◆ **WHAT IS NEEDED**:
Set the following entries down again exactly, line by line.

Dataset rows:
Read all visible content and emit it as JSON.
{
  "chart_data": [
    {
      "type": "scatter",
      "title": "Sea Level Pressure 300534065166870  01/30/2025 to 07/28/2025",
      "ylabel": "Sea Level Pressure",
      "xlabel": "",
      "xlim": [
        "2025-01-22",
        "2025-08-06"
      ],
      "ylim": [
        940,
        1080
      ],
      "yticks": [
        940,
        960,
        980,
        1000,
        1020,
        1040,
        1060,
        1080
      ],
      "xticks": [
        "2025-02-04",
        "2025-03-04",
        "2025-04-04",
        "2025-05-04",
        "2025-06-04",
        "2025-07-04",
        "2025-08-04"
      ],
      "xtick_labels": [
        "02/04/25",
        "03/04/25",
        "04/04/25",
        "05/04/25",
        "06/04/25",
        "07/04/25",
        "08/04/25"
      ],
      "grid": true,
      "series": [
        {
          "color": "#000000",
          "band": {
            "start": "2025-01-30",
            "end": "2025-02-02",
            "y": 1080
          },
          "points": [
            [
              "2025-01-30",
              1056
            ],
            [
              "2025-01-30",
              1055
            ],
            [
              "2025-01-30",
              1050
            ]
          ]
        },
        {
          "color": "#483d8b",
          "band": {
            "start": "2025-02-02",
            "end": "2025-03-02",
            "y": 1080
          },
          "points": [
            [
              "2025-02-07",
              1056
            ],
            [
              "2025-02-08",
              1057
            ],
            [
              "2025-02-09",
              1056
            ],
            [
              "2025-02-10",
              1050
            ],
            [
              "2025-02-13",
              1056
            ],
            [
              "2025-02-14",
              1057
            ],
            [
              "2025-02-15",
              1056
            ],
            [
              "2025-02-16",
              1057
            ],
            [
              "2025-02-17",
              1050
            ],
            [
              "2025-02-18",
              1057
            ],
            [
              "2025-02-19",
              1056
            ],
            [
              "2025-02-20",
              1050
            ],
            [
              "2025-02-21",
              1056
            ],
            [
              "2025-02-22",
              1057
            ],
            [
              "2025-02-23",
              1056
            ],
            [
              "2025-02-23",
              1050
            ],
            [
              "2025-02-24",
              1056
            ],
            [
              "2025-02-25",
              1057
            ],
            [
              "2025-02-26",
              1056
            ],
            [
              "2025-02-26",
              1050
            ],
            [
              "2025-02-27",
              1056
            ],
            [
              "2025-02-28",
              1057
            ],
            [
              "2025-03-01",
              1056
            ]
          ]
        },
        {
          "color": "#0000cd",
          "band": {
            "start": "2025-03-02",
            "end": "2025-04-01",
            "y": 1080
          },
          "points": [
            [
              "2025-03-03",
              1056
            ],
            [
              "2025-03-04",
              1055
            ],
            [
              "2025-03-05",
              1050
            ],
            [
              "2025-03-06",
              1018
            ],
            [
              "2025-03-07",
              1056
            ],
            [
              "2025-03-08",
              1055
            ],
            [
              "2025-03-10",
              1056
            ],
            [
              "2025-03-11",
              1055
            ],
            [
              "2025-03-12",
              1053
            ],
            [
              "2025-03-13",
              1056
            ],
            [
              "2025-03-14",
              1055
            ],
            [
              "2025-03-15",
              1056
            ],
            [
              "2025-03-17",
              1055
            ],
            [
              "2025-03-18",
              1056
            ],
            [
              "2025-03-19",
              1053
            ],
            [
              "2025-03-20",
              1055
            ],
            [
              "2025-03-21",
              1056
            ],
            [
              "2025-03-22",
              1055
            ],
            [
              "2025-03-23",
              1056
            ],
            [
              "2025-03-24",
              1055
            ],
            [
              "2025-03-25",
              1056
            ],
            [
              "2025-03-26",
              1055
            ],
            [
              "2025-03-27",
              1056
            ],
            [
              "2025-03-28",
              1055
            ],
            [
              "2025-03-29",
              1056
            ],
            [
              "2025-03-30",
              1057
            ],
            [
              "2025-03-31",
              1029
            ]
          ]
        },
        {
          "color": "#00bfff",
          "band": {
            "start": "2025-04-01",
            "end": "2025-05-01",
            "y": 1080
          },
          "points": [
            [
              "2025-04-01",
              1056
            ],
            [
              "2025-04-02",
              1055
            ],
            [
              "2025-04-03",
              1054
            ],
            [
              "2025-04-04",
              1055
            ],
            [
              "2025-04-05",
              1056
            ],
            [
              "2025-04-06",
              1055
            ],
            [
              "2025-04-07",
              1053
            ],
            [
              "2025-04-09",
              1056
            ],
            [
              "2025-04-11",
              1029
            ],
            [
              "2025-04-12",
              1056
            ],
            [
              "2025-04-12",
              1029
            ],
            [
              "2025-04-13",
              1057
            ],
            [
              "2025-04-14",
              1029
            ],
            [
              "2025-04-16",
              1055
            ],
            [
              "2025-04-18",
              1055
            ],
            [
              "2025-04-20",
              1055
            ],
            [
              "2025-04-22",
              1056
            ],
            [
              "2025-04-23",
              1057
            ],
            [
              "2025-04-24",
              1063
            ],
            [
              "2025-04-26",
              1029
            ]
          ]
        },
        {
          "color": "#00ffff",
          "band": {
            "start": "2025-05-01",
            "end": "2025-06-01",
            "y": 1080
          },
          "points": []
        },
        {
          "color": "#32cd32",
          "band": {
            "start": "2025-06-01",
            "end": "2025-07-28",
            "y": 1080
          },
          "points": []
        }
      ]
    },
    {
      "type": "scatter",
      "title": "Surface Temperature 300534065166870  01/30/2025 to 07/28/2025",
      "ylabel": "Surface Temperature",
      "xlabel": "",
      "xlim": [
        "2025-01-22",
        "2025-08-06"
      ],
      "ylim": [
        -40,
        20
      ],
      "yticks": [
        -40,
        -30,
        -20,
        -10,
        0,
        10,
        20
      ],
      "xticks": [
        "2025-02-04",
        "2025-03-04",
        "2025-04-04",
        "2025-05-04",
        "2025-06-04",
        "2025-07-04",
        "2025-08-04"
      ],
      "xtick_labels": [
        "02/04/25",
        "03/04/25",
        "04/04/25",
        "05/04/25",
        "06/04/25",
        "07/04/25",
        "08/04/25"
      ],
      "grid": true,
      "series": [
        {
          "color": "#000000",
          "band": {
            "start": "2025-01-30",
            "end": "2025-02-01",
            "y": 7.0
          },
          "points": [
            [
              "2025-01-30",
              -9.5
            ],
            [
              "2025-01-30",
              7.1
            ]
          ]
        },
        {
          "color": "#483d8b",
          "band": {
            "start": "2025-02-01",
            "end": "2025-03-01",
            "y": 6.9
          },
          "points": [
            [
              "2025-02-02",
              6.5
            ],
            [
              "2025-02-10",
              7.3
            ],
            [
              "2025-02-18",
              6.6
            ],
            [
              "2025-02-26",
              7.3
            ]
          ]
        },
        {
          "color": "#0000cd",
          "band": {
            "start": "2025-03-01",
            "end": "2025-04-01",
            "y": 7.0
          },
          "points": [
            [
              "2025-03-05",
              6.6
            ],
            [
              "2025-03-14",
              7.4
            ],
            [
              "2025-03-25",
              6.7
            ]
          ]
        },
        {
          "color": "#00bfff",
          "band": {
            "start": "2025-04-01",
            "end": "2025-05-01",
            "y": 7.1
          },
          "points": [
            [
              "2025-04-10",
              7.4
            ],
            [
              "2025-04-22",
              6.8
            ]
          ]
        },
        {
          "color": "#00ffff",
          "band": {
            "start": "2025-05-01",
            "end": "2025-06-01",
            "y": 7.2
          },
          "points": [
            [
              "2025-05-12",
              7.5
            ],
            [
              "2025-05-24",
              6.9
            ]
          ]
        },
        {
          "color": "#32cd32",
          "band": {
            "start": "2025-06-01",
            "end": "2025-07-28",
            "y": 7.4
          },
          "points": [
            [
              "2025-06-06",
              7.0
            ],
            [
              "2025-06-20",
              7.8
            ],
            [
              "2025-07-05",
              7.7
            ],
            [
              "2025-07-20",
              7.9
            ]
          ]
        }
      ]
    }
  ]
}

◆ **OUTPUT FOR THIS TASK**:
Read all visible content and emit it as JSON.
{
  "chart_data": [
    {
      "type": "scatter",
      "title": "Sea Level Pressure 300534065166870  01/30/2025 to 07/28/2025",
      "ylabel": "Sea Level Pressure",
      "xlabel": "",
      "xlim": [
        "2025-01-22",
        "2025-08-06"
      ],
      "ylim": [
        940,
        1080
      ],
      "yticks": [
        940,
        960,
        980,
        1000,
        1020,
        1040,
        1060,
        1080
      ],
      "xticks": [
        "2025-02-04",
        "2025-03-04",
        "2025-04-04",
        "2025-05-04",
        "2025-06-04",
        "2025-07-04",
        "2025-08-04"
      ],
      "xtick_labels": [
        "02/04/25",
        "03/04/25",
        "04/04/25",
        "05/04/25",
        "06/04/25",
        "07/04/25",
        "08/04/25"
      ],
      "grid": true,
      "series": [
        {
          "color": "#000000",
          "band": {
            "start": "2025-01-30",
            "end": "2025-02-02",
            "y": 1080
          },
          "points": [
            [
              "2025-01-30",
              1056
            ],
            [
              "2025-01-30",
              1055
            ],
            [
              "2025-01-30",
              1050
            ]
          ]
        },
        {
          "color": "#483d8b",
          "band": {
            "start": "2025-02-02",
            "end": "2025-03-02",
            "y": 1080
          },
          "points": [
            [
              "2025-02-07",
              1056
            ],
            [
              "2025-02-08",
              1057
            ],
            [
              "2025-02-09",
              1056
            ],
            [
              "2025-02-10",
              1050
            ],
            [
              "2025-02-13",
              1056
            ],
            [
              "2025-02-14",
              1057
            ],
            [
              "2025-02-15",
              1056
            ],
            [
              "2025-02-16",
              1057
            ],
            [
              "2025-02-17",
              1050
            ],
            [
              "2025-02-18",
              1057
            ],
            [
              "2025-02-19",
              1056
            ],
            [
              "2025-02-20",
              1050
            ],
            [
              "2025-02-21",
              1056
            ],
            [
              "2025-02-22",
              1057
            ],
            [
              "2025-02-23",
              1056
            ],
            [
              "2025-02-23",
              1050
            ],
            [
              "2025-02-24",
              1056
            ],
            [
              "2025-02-25",
              1057
            ],
            [
              "2025-02-26",
              1056
            ],
            [
              "2025-02-26",
              1050
            ],
            [
              "2025-02-27",
              1056
            ],
            [
              "2025-02-28",
              1057
            ],
            [
              "2025-03-01",
              1056
            ]
          ]
        },
        {
          "color": "#0000cd",
          "band": {
            "start": "2025-03-02",
            "end": "2025-04-01",
            "y": 1080
          },
          "points": [
            [
              "2025-03-03",
              1056
            ],
            [
              "2025-03-04",
              1055
            ],
            [
              "2025-03-05",
              1050
            ],
            [
              "2025-03-06",
              1018
            ],
            [
              "2025-03-07",
              1056
            ],
            [
              "2025-03-08",
              1055
            ],
            [
              "2025-03-10",
              1056
            ],
            [
              "2025-03-11",
              1055
            ],
            [
              "2025-03-12",
              1053
            ],
            [
              "2025-03-13",
              1056
            ],
            [
              "2025-03-14",
              1055
            ],
            [
              "2025-03-15",
              1056
            ],
            [
              "2025-03-17",
              1055
            ],
            [
              "2025-03-18",
              1056
            ],
            [
              "2025-03-19",
              1053
            ],
            [
              "2025-03-20",
              1055
            ],
            [
              "2025-03-21",
              1056
            ],
            [
              "2025-03-22",
              1055
            ],
            [
              "2025-03-23",
              1056
            ],
            [
              "2025-03-24",
              1055
            ],
            [
              "2025-03-25",
              1056
            ],
            [
              "2025-03-26",
              1055
            ],
            [
              "2025-03-27",
              1056
            ],
            [
              "2025-03-28",
              1055
            ],
            [
              "2025-03-29",
              1056
            ],
            [
              "2025-03-30",
              1057
            ],
            [
              "2025-03-31",
              1029
            ]
          ]
        },
        {
          "color": "#00bfff",
          "band": {
            "start": "2025-04-01",
            "end": "2025-05-01",
            "y": 1080
          },
          "points": [
            [
              "2025-04-01",
              1056
            ],
            [
              "2025-04-02",
              1055
            ],
            [
              "2025-04-03",
              1054
            ],
            [
              "2025-04-04",
              1055
            ],
            [
              "2025-04-05",
              1056
            ],
            [
              "2025-04-06",
              1055
            ],
            [
              "2025-04-07",
              1053
            ],
            [
              "2025-04-09",
              1056
            ],
            [
              "2025-04-11",
              1029
            ],
            [
              "2025-04-12",
              1056
            ],
            [
              "2025-04-12",
              1029
            ],
            [
              "2025-04-13",
              1057
            ],
            [
              "2025-04-14",
              1029
            ],
            [
              "2025-04-16",
              1055
            ],
            [
              "2025-04-18",
              1055
            ],
            [
              "2025-04-20",
              1055
            ],
            [
              "2025-04-22",
              1056
            ],
            [
              "2025-04-23",
              1057
            ],
            [
              "2025-04-24",
              1063
            ],
            [
              "2025-04-26",
              1029
            ]
          ]
        },
        {
          "color": "#00ffff",
          "band": {
            "start": "2025-05-01",
            "end": "2025-06-01",
            "y": 1080
          },
          "points": []
        },
        {
          "color": "#32cd32",
          "band": {
            "start": "2025-06-01",
            "end": "2025-07-28",
            "y": 1080
          },
          "points": []
        }
      ]
    },
    {
      "type": "scatter",
      "title": "Surface Temperature 300534065166870  01/30/2025 to 07/28/2025",
      "ylabel": "Surface Temperature",
      "xlabel": "",
      "xlim": [
        "2025-01-22",
        "2025-08-06"
      ],
      "ylim": [
        -40,
        20
      ],
      "yticks": [
        -40,
        -30,
        -20,
        -10,
        0,
        10,
        20
      ],
      "xticks": [
        "2025-02-04",
        "2025-03-04",
        "2025-04-04",
        "2025-05-04",
        "2025-06-04",
        "2025-07-04",
        "2025-08-04"
      ],
      "xtick_labels": [
        "02/04/25",
        "03/04/25",
        "04/04/25",
        "05/04/25",
        "06/04/25",
        "07/04/25",
        "08/04/25"
      ],
      "grid": true,
      "series": [
        {
          "color": "#000000",
          "band": {
            "start": "2025-01-30",
            "end": "2025-02-01",
            "y": 7.0
          },
          "points": [
            [
              "2025-01-30",
              -9.5
            ],
            [
              "2025-01-30",
              7.1
            ]
          ]
        },
        {
          "color": "#483d8b",
          "band": {
            "start": "2025-02-01",
            "end": "2025-03-01",
            "y": 6.9
          },
          "points": [
            [
              "2025-02-02",
              6.5
            ],
            [
              "2025-02-10",
              7.3
            ],
            [
              "2025-02-18",
              6.6
            ],
            [
              "2025-02-26",
              7.3
            ]
          ]
        },
        {
          "color": "#0000cd",
          "band": {
            "start": "2025-03-01",
            "end": "2025-04-01",
            "y": 7.0
          },
          "points": [
            [
              "2025-03-05",
              6.6
            ],
            [
              "2025-03-14",
              7.4
            ],
            [
              "2025-03-25",
              6.7
            ]
          ]
        },
        {
          "color": "#00bfff",
          "band": {
            "start": "2025-04-01",
            "end": "2025-05-01",
            "y": 7.1
          },
          "points": [
            [
              "2025-04-10",
              7.4
            ],
            [
              "2025-04-22",
              6.8
            ]
          ]
        },
        {
          "color": "#00ffff",
          "band": {
            "start": "2025-05-01",
            "end": "2025-06-01",
            "y": 7.2
          },
          "points": [
            [
              "2025-05-12",
              7.5
            ],
            [
              "2025-05-24",
              6.9
            ]
          ]
        },
        {
          "color": "#32cd32",
          "band": {
            "start": "2025-06-01",
            "end": "2025-07-28",
            "y": 7.4
          },
          "points": [
            [
              "2025-06-06",
              7.0
            ],
            [
              "2025-06-20",
              7.8
            ],
            [
              "2025-07-05",
              7.7
            ],
            [
              "2025-07-20",
              7.9
            ]
          ]
        }
      ]
    }
  ]
}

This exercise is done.